Excerpt from a dataset:
★ ★ ★ ★ ★
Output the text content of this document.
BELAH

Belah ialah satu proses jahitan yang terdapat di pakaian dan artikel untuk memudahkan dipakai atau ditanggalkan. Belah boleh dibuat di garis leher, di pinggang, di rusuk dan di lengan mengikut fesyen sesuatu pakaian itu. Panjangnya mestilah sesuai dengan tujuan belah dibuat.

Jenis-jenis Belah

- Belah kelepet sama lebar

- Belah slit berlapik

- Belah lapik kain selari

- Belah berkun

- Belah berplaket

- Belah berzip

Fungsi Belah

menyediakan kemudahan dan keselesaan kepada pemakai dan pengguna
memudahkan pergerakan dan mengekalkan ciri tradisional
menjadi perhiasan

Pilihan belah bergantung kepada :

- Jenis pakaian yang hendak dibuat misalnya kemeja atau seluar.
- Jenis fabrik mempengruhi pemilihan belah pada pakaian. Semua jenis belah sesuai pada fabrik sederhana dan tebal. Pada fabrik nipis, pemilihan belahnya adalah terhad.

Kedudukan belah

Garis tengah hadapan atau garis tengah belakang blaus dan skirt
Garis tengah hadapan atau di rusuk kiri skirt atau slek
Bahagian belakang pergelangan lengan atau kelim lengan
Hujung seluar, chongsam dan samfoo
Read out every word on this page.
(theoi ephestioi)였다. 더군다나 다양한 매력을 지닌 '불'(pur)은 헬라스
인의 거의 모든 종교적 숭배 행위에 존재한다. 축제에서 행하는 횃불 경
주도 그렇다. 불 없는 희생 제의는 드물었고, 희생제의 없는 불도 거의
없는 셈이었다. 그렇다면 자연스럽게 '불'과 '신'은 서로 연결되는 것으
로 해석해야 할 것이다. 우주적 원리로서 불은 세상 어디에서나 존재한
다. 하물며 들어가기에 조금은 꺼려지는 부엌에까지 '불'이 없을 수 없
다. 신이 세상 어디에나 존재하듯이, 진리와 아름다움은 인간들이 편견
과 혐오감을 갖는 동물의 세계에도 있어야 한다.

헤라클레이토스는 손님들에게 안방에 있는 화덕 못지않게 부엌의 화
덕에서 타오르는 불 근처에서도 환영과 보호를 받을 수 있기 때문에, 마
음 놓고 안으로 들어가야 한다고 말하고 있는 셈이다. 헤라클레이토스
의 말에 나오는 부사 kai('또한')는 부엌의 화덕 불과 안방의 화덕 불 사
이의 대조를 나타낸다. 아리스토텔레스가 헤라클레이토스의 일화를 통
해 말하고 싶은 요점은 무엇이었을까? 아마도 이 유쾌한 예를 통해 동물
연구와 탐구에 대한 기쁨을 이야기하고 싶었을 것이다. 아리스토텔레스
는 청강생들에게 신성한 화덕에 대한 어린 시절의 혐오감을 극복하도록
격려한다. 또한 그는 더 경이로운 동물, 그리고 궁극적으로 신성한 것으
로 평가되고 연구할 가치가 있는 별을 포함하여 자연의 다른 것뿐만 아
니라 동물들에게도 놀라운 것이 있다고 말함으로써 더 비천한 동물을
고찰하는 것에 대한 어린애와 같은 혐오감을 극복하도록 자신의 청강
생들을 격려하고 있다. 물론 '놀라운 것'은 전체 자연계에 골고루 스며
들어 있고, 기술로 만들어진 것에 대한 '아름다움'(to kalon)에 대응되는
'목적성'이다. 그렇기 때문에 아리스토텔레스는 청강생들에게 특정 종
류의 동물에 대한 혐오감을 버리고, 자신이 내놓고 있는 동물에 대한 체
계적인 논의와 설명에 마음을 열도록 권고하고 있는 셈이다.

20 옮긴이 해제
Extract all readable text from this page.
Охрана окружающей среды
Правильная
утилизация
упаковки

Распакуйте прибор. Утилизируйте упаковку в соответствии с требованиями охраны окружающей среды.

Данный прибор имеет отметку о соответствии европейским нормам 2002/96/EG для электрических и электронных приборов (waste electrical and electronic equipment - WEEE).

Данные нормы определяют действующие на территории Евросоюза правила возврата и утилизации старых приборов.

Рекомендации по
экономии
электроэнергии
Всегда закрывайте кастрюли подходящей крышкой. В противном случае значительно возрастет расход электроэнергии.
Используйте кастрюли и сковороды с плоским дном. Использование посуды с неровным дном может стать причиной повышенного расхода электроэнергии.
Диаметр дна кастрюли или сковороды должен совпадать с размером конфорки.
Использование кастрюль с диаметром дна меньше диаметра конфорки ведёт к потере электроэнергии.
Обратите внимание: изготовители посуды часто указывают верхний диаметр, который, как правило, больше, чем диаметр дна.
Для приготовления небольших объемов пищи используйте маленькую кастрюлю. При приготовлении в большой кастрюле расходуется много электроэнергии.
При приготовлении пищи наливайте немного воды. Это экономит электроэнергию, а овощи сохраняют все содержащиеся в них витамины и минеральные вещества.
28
★ ★ ★ ★ ★
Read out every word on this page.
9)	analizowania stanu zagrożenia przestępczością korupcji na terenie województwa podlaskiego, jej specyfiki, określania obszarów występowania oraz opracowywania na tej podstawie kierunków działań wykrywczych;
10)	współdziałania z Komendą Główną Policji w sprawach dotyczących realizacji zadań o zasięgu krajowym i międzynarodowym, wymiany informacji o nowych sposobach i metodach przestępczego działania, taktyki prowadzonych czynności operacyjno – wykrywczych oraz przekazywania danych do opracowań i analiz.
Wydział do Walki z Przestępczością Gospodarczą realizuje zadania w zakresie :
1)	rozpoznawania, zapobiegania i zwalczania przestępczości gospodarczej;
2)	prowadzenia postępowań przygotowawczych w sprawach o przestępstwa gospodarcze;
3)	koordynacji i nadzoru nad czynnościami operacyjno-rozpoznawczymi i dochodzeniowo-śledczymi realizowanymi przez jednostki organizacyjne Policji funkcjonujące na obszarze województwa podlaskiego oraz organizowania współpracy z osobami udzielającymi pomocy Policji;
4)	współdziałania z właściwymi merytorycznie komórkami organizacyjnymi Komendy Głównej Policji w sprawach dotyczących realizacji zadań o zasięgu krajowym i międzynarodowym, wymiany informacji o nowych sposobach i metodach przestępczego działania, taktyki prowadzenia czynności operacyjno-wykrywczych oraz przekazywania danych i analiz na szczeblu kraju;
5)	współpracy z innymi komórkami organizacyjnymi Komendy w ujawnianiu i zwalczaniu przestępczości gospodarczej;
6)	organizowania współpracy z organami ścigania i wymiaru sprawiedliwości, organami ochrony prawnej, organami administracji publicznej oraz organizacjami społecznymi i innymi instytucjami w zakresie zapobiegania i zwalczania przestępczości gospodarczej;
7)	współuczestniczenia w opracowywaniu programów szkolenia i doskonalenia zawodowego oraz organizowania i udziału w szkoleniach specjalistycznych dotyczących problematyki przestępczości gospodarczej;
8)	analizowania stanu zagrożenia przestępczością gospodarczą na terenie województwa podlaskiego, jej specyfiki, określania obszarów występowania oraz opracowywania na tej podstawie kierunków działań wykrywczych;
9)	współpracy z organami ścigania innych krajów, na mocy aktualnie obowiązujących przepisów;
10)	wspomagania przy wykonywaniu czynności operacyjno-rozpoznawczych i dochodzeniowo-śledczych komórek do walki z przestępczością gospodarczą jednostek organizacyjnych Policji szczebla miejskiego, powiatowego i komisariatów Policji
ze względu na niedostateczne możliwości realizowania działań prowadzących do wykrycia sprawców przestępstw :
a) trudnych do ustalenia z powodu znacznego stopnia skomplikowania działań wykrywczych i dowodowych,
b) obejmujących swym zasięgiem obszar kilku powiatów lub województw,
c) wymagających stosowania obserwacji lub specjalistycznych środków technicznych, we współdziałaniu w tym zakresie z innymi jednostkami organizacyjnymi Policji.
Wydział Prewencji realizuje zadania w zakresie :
★ ★ ★ ★ ★
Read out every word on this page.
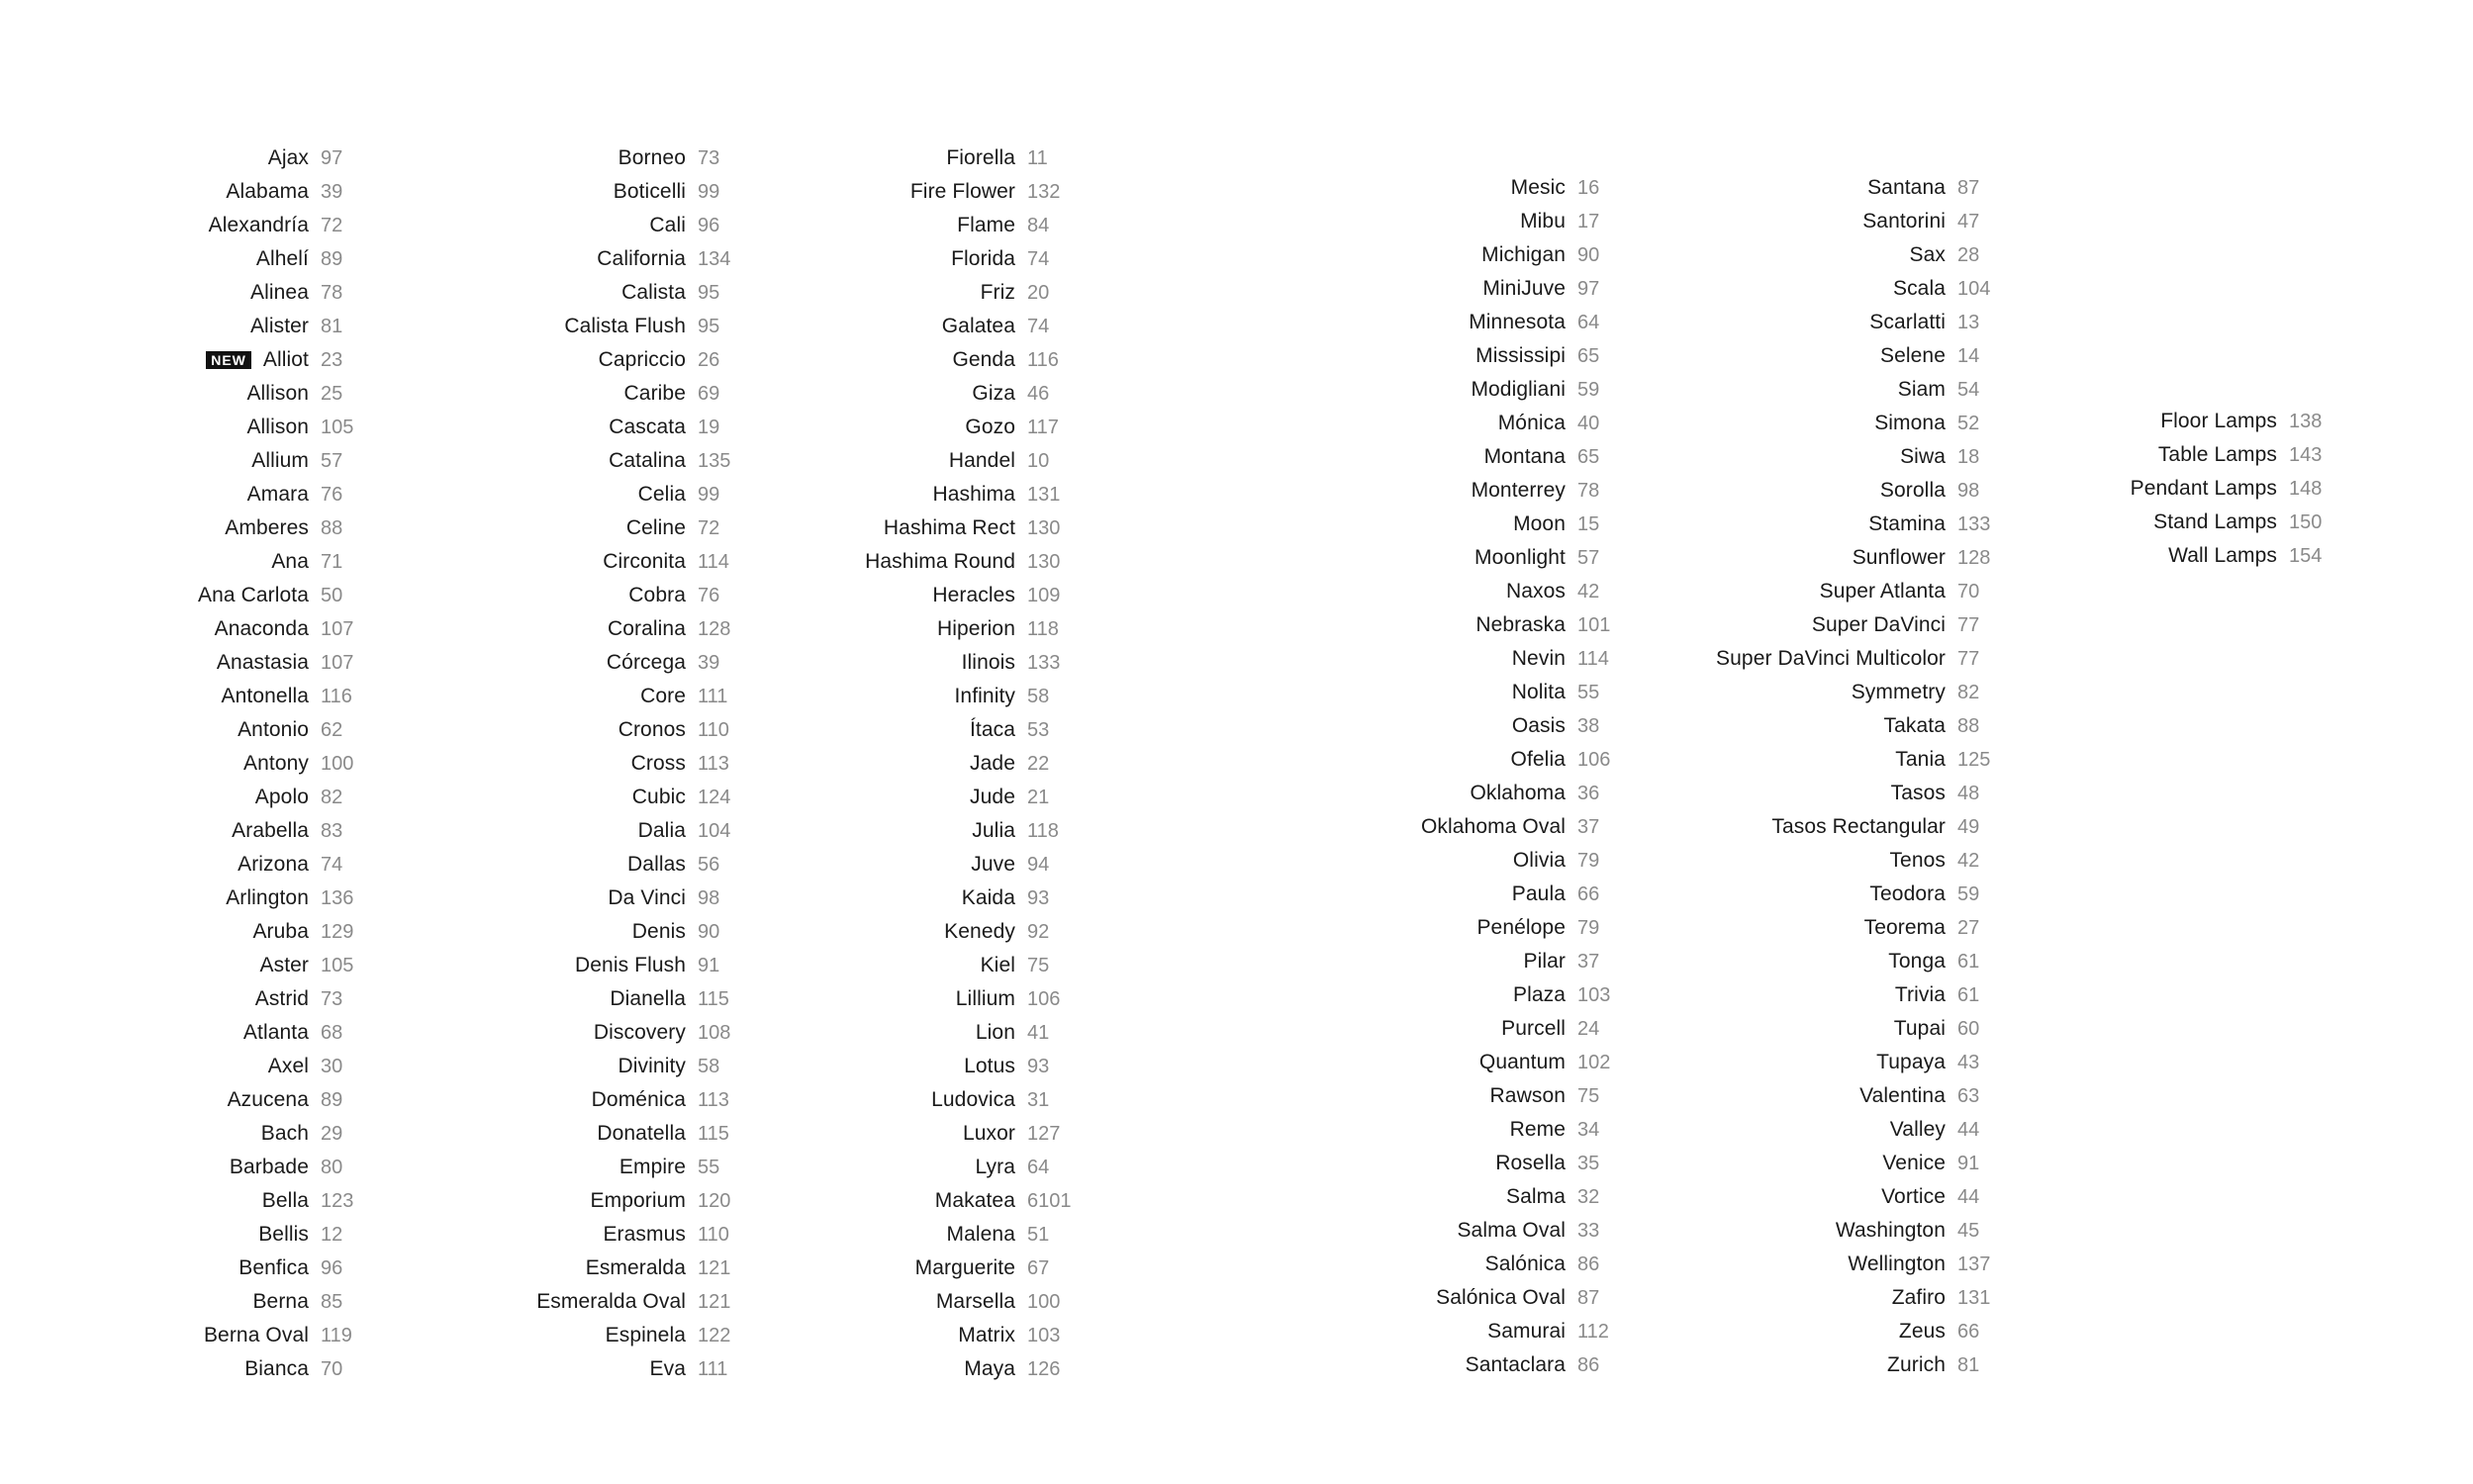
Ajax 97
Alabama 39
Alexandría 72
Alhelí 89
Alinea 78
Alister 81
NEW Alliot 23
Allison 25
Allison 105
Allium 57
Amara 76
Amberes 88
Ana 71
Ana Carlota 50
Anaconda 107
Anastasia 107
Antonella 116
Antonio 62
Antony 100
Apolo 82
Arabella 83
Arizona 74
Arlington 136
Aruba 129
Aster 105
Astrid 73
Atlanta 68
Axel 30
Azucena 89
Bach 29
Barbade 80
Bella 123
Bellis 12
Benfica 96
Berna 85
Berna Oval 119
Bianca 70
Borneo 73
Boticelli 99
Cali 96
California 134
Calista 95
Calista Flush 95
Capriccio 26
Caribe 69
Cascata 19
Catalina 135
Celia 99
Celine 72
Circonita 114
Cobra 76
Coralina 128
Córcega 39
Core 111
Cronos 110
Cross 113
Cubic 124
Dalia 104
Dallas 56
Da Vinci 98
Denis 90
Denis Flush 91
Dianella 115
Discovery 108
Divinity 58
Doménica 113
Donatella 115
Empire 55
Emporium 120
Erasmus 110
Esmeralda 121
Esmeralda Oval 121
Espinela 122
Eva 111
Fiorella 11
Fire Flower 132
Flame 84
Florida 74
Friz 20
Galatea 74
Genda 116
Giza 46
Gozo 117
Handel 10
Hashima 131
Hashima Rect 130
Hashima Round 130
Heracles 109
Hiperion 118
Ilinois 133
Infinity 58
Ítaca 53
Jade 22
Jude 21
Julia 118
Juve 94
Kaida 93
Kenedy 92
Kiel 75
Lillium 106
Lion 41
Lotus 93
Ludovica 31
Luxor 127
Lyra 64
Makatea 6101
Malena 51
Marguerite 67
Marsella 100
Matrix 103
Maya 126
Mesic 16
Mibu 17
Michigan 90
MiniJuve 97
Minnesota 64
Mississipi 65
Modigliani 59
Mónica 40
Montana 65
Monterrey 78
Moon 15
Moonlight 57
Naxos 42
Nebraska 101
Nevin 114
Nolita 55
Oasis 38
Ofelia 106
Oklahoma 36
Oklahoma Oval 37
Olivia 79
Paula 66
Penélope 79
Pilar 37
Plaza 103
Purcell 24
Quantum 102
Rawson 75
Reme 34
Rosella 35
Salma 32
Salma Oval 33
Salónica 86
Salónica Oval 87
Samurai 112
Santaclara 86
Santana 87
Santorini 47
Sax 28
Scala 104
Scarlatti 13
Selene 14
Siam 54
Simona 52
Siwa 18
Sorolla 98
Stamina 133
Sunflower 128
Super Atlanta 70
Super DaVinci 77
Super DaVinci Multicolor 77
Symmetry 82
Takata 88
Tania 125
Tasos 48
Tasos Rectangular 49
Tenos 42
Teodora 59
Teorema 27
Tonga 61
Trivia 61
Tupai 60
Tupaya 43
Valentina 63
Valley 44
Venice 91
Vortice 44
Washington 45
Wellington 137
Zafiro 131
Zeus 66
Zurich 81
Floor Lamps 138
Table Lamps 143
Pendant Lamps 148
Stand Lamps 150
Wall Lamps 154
★ ★ ★ ★ ★
— STATED PROBLEM —
Among the lines of the material, find those that hold the word "dotyczących" and copy them.

— EXERCISE SOLUTION —
10)	współdziałania z Komendą Główną Policji w sprawach dotyczących realizacji zadań o zasięgu krajowym i międzynarodowym, wymiany informacji o nowych sposobach i metodach przestępczego działania, taktyki prowadzonych czynności operacyjno – wykrywczych oraz przekazywania danych do opracowań i analiz.
4)	współdziałania z właściwymi merytorycznie komórkami organizacyjnymi Komendy Głównej Policji w sprawach dotyczących realizacji zadań o zasięgu krajowym i międzynarodowym, wymiany informacji o nowych sposobach i metodach przestępczego działania, taktyki prowadzenia czynności operacyjno-wykrywczych oraz przekazywania danych i analiz na szczeblu kraju;
7)	współuczestniczenia w opracowywaniu programów szkolenia i doskonalenia zawodowego oraz organizowania i udziału w szkoleniach specjalistycznych dotyczących problematyki przestępczości gospodarczej;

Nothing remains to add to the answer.